Look through the material below. Copy every line with the string "babel" in it.

──────── Raw records ────────

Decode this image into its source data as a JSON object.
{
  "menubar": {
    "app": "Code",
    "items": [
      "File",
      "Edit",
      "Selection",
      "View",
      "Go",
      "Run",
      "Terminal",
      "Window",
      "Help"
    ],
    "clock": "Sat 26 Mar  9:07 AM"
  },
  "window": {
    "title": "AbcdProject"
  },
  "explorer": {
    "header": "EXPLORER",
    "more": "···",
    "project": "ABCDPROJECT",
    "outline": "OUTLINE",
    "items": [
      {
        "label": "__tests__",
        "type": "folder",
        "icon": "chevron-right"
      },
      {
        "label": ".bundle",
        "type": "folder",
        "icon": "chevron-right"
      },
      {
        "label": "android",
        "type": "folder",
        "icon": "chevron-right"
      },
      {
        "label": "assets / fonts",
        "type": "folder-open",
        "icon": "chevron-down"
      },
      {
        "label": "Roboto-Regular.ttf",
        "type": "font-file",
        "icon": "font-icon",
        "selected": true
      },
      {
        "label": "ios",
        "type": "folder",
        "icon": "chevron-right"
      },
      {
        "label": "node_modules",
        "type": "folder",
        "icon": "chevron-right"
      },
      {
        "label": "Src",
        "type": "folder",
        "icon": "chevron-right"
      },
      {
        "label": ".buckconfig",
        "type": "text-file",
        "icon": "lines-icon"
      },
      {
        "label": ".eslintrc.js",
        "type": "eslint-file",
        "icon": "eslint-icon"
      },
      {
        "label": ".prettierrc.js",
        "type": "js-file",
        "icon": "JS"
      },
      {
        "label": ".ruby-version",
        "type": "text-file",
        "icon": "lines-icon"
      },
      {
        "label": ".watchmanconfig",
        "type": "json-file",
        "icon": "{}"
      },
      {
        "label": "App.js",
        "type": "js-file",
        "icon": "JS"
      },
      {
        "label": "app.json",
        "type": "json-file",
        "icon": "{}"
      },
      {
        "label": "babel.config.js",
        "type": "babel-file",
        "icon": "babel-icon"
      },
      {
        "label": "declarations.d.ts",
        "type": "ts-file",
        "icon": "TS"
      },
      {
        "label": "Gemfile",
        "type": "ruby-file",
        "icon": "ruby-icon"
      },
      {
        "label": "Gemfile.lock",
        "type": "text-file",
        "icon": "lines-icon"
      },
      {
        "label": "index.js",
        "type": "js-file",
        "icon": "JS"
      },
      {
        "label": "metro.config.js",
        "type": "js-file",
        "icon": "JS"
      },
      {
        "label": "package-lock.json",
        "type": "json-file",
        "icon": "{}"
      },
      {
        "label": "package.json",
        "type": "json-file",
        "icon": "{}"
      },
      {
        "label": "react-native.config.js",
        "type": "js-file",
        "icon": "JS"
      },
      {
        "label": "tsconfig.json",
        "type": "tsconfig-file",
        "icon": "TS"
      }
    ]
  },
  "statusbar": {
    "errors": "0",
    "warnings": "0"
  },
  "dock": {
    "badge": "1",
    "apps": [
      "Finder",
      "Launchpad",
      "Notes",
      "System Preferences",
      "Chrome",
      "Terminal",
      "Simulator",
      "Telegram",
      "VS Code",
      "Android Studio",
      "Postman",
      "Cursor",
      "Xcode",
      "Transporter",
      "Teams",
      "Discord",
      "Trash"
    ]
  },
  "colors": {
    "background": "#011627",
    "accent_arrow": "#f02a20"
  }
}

────────

### Output below
        "label": "babel.config.js",
        "type": "babel-file",
        "icon": "babel-icon"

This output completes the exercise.